*YOUR OBJECTIVE*: Print every line of the listing exactly, please.

*Dataset items*:
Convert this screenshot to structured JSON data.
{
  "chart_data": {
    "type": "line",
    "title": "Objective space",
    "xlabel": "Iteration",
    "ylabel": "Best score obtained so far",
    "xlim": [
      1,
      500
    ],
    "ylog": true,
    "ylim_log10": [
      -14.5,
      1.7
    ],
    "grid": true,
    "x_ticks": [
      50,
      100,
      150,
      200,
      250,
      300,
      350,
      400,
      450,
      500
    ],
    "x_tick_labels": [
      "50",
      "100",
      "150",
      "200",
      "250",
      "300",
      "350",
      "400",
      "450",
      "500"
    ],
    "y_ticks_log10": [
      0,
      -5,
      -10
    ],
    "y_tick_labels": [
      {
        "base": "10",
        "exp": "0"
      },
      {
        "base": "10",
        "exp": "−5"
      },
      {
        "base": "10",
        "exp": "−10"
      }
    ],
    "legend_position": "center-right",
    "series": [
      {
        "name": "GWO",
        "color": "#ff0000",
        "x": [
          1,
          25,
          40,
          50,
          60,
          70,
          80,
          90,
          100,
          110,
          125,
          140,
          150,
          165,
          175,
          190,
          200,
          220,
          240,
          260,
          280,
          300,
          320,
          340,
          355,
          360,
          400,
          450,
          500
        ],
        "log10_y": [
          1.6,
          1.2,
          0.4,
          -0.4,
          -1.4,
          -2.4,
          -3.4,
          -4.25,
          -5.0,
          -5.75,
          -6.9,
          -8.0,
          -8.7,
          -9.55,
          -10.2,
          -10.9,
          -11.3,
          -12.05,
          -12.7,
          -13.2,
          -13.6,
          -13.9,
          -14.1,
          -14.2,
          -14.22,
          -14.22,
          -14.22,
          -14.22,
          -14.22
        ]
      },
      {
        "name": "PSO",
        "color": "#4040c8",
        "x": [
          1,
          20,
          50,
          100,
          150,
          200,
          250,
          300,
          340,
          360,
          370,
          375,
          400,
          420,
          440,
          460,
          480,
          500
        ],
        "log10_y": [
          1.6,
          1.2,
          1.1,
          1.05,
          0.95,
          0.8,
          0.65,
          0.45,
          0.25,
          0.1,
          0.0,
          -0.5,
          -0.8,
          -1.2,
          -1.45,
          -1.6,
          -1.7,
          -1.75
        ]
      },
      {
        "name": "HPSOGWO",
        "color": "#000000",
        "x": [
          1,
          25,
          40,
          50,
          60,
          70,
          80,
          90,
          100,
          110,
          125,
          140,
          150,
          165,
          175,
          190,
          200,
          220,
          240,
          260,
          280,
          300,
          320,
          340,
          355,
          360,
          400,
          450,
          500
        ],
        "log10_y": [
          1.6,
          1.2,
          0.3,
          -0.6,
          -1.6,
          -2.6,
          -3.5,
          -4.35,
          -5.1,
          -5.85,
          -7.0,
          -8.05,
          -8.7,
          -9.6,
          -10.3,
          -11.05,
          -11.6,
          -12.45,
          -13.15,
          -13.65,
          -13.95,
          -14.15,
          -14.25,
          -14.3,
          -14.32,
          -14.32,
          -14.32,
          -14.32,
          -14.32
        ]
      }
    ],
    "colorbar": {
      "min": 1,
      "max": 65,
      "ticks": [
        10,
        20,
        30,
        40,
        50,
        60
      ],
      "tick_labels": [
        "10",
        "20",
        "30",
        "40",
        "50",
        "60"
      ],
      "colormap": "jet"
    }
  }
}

*RESULT FOR THIS EXERCISE*:
Convert this screenshot to structured JSON data.
{
  "chart_data": {
    "type": "line",
    "title": "Objective space",
    "xlabel": "Iteration",
    "ylabel": "Best score obtained so far",
    "xlim": [
      1,
      500
    ],
    "ylog": true,
    "ylim_log10": [
      -14.5,
      1.7
    ],
    "grid": true,
    "x_ticks": [
      50,
      100,
      150,
      200,
      250,
      300,
      350,
      400,
      450,
      500
    ],
    "x_tick_labels": [
      "50",
      "100",
      "150",
      "200",
      "250",
      "300",
      "350",
      "400",
      "450",
      "500"
    ],
    "y_ticks_log10": [
      0,
      -5,
      -10
    ],
    "y_tick_labels": [
      {
        "base": "10",
        "exp": "0"
      },
      {
        "base": "10",
        "exp": "−5"
      },
      {
        "base": "10",
        "exp": "−10"
      }
    ],
    "legend_position": "center-right",
    "series": [
      {
        "name": "GWO",
        "color": "#ff0000",
        "x": [
          1,
          25,
          40,
          50,
          60,
          70,
          80,
          90,
          100,
          110,
          125,
          140,
          150,
          165,
          175,
          190,
          200,
          220,
          240,
          260,
          280,
          300,
          320,
          340,
          355,
          360,
          400,
          450,
          500
        ],
        "log10_y": [
          1.6,
          1.2,
          0.4,
          -0.4,
          -1.4,
          -2.4,
          -3.4,
          -4.25,
          -5.0,
          -5.75,
          -6.9,
          -8.0,
          -8.7,
          -9.55,
          -10.2,
          -10.9,
          -11.3,
          -12.05,
          -12.7,
          -13.2,
          -13.6,
          -13.9,
          -14.1,
          -14.2,
          -14.22,
          -14.22,
          -14.22,
          -14.22,
          -14.22
        ]
      },
      {
        "name": "PSO",
        "color": "#4040c8",
        "x": [
          1,
          20,
          50,
          100,
          150,
          200,
          250,
          300,
          340,
          360,
          370,
          375,
          400,
          420,
          440,
          460,
          480,
          500
        ],
        "log10_y": [
          1.6,
          1.2,
          1.1,
          1.05,
          0.95,
          0.8,
          0.65,
          0.45,
          0.25,
          0.1,
          0.0,
          -0.5,
          -0.8,
          -1.2,
          -1.45,
          -1.6,
          -1.7,
          -1.75
        ]
      },
      {
        "name": "HPSOGWO",
        "color": "#000000",
        "x": [
          1,
          25,
          40,
          50,
          60,
          70,
          80,
          90,
          100,
          110,
          125,
          140,
          150,
          165,
          175,
          190,
          200,
          220,
          240,
          260,
          280,
          300,
          320,
          340,
          355,
          360,
          400,
          450,
          500
        ],
        "log10_y": [
          1.6,
          1.2,
          0.3,
          -0.6,
          -1.6,
          -2.6,
          -3.5,
          -4.35,
          -5.1,
          -5.85,
          -7.0,
          -8.05,
          -8.7,
          -9.6,
          -10.3,
          -11.05,
          -11.6,
          -12.45,
          -13.15,
          -13.65,
          -13.95,
          -14.15,
          -14.25,
          -14.3,
          -14.32,
          -14.32,
          -14.32,
          -14.32,
          -14.32
        ]
      }
    ],
    "colorbar": {
      "min": 1,
      "max": 65,
      "ticks": [
        10,
        20,
        30,
        40,
        50,
        60
      ],
      "tick_labels": [
        "10",
        "20",
        "30",
        "40",
        "50",
        "60"
      ],
      "colormap": "jet"
    }
  }
}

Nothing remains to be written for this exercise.